-- start The data --

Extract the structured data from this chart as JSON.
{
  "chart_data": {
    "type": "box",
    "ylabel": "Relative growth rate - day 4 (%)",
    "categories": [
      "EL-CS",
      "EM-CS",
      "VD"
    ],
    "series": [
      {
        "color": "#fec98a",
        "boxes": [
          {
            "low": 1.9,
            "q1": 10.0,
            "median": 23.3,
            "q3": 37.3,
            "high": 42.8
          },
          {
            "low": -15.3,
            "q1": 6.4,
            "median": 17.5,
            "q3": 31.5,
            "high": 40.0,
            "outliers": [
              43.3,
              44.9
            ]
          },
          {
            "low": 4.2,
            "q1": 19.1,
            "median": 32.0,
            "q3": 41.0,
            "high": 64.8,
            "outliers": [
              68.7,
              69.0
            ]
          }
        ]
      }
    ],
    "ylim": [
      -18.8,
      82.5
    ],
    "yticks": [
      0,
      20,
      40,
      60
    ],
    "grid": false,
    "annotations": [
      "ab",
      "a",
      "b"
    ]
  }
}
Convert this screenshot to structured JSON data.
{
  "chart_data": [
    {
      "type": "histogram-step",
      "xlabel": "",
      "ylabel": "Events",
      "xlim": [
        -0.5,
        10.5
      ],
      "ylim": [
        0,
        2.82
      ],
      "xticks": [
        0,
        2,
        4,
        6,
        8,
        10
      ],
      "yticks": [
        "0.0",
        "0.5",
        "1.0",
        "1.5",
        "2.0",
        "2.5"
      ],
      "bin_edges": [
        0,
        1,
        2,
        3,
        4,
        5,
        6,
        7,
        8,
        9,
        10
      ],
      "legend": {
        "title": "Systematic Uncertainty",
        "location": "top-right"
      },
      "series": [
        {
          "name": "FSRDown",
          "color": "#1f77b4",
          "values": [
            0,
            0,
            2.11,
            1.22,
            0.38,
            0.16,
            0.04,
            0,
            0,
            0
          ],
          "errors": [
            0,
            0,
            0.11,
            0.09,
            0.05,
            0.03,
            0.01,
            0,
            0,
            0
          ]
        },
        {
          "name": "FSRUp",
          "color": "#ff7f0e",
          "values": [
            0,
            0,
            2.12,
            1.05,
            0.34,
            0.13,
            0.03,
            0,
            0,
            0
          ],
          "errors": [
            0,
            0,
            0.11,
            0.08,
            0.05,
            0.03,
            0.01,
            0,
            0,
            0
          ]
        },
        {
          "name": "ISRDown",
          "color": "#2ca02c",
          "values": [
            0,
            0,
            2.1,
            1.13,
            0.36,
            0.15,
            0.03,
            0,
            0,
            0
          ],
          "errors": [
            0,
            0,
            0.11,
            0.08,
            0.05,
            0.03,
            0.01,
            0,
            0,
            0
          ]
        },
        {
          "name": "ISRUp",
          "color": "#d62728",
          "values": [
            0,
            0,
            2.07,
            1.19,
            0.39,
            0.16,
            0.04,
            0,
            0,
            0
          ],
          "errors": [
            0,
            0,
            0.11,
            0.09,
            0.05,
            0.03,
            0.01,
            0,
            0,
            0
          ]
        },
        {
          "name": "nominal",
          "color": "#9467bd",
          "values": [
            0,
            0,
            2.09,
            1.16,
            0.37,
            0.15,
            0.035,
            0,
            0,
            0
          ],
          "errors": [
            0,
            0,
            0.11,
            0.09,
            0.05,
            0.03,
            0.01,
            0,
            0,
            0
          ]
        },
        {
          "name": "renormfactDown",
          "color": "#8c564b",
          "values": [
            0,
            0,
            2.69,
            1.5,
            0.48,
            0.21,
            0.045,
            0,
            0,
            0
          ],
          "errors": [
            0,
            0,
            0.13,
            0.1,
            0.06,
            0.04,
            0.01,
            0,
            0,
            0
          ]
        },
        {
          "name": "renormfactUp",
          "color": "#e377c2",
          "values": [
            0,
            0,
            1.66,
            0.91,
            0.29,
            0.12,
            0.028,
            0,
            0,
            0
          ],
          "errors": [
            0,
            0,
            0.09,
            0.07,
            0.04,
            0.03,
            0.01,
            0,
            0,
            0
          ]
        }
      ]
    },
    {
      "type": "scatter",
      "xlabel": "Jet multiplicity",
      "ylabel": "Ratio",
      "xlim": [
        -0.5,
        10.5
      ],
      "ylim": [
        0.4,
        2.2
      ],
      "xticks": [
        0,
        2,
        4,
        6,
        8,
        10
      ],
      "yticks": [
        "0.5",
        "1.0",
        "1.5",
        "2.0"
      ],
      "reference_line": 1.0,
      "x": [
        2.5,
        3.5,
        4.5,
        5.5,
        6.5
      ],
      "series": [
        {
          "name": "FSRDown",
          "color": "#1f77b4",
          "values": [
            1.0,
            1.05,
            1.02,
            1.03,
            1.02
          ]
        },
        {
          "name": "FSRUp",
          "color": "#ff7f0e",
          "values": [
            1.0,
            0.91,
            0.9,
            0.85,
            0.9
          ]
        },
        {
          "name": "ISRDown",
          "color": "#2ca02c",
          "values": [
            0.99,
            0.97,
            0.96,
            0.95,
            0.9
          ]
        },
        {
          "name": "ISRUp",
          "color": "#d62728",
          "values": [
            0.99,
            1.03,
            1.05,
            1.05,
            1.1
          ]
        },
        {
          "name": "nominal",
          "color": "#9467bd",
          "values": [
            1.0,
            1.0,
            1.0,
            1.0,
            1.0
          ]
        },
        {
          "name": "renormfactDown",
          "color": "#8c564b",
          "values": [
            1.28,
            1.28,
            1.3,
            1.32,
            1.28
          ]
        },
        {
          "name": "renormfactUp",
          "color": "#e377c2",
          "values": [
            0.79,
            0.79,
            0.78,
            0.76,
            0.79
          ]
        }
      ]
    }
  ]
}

-- end The data --

» Work to do
Quote every entry exactly.

» Expected output
Extract the structured data from this chart as JSON.
{
  "chart_data": {
    "type": "box",
    "ylabel": "Relative growth rate - day 4 (%)",
    "categories": [
      "EL-CS",
      "EM-CS",
      "VD"
    ],
    "series": [
      {
        "color": "#fec98a",
        "boxes": [
          {
            "low": 1.9,
            "q1": 10.0,
            "median": 23.3,
            "q3": 37.3,
            "high": 42.8
          },
          {
            "low": -15.3,
            "q1": 6.4,
            "median": 17.5,
            "q3": 31.5,
            "high": 40.0,
            "outliers": [
              43.3,
              44.9
            ]
          },
          {
            "low": 4.2,
            "q1": 19.1,
            "median": 32.0,
            "q3": 41.0,
            "high": 64.8,
            "outliers": [
              68.7,
              69.0
            ]
          }
        ]
      }
    ],
    "ylim": [
      -18.8,
      82.5
    ],
    "yticks": [
      0,
      20,
      40,
      60
    ],
    "grid": false,
    "annotations": [
      "ab",
      "a",
      "b"
    ]
  }
}
Convert this screenshot to structured JSON data.
{
  "chart_data": [
    {
      "type": "histogram-step",
      "xlabel": "",
      "ylabel": "Events",
      "xlim": [
        -0.5,
        10.5
      ],
      "ylim": [
        0,
        2.82
      ],
      "xticks": [
        0,
        2,
        4,
        6,
        8,
        10
      ],
      "yticks": [
        "0.0",
        "0.5",
        "1.0",
        "1.5",
        "2.0",
        "2.5"
      ],
      "bin_edges": [
        0,
        1,
        2,
        3,
        4,
        5,
        6,
        7,
        8,
        9,
        10
      ],
      "legend": {
        "title": "Systematic Uncertainty",
        "location": "top-right"
      },
      "series": [
        {
          "name": "FSRDown",
          "color": "#1f77b4",
          "values": [
            0,
            0,
            2.11,
            1.22,
            0.38,
            0.16,
            0.04,
            0,
            0,
            0
          ],
          "errors": [
            0,
            0,
            0.11,
            0.09,
            0.05,
            0.03,
            0.01,
            0,
            0,
            0
          ]
        },
        {
          "name": "FSRUp",
          "color": "#ff7f0e",
          "values": [
            0,
            0,
            2.12,
            1.05,
            0.34,
            0.13,
            0.03,
            0,
            0,
            0
          ],
          "errors": [
            0,
            0,
            0.11,
            0.08,
            0.05,
            0.03,
            0.01,
            0,
            0,
            0
          ]
        },
        {
          "name": "ISRDown",
          "color": "#2ca02c",
          "values": [
            0,
            0,
            2.1,
            1.13,
            0.36,
            0.15,
            0.03,
            0,
            0,
            0
          ],
          "errors": [
            0,
            0,
            0.11,
            0.08,
            0.05,
            0.03,
            0.01,
            0,
            0,
            0
          ]
        },
        {
          "name": "ISRUp",
          "color": "#d62728",
          "values": [
            0,
            0,
            2.07,
            1.19,
            0.39,
            0.16,
            0.04,
            0,
            0,
            0
          ],
          "errors": [
            0,
            0,
            0.11,
            0.09,
            0.05,
            0.03,
            0.01,
            0,
            0,
            0
          ]
        },
        {
          "name": "nominal",
          "color": "#9467bd",
          "values": [
            0,
            0,
            2.09,
            1.16,
            0.37,
            0.15,
            0.035,
            0,
            0,
            0
          ],
          "errors": [
            0,
            0,
            0.11,
            0.09,
            0.05,
            0.03,
            0.01,
            0,
            0,
            0
          ]
        },
        {
          "name": "renormfactDown",
          "color": "#8c564b",
          "values": [
            0,
            0,
            2.69,
            1.5,
            0.48,
            0.21,
            0.045,
            0,
            0,
            0
          ],
          "errors": [
            0,
            0,
            0.13,
            0.1,
            0.06,
            0.04,
            0.01,
            0,
            0,
            0
          ]
        },
        {
          "name": "renormfactUp",
          "color": "#e377c2",
          "values": [
            0,
            0,
            1.66,
            0.91,
            0.29,
            0.12,
            0.028,
            0,
            0,
            0
          ],
          "errors": [
            0,
            0,
            0.09,
            0.07,
            0.04,
            0.03,
            0.01,
            0,
            0,
            0
          ]
        }
      ]
    },
    {
      "type": "scatter",
      "xlabel": "Jet multiplicity",
      "ylabel": "Ratio",
      "xlim": [
        -0.5,
        10.5
      ],
      "ylim": [
        0.4,
        2.2
      ],
      "xticks": [
        0,
        2,
        4,
        6,
        8,
        10
      ],
      "yticks": [
        "0.5",
        "1.0",
        "1.5",
        "2.0"
      ],
      "reference_line": 1.0,
      "x": [
        2.5,
        3.5,
        4.5,
        5.5,
        6.5
      ],
      "series": [
        {
          "name": "FSRDown",
          "color": "#1f77b4",
          "values": [
            1.0,
            1.05,
            1.02,
            1.03,
            1.02
          ]
        },
        {
          "name": "FSRUp",
          "color": "#ff7f0e",
          "values": [
            1.0,
            0.91,
            0.9,
            0.85,
            0.9
          ]
        },
        {
          "name": "ISRDown",
          "color": "#2ca02c",
          "values": [
            0.99,
            0.97,
            0.96,
            0.95,
            0.9
          ]
        },
        {
          "name": "ISRUp",
          "color": "#d62728",
          "values": [
            0.99,
            1.03,
            1.05,
            1.05,
            1.1
          ]
        },
        {
          "name": "nominal",
          "color": "#9467bd",
          "values": [
            1.0,
            1.0,
            1.0,
            1.0,
            1.0
          ]
        },
        {
          "name": "renormfactDown",
          "color": "#8c564b",
          "values": [
            1.28,
            1.28,
            1.3,
            1.32,
            1.28
          ]
        },
        {
          "name": "renormfactUp",
          "color": "#e377c2",
          "values": [
            0.79,
            0.79,
            0.78,
            0.76,
            0.79
          ]
        }
      ]
    }
  ]
}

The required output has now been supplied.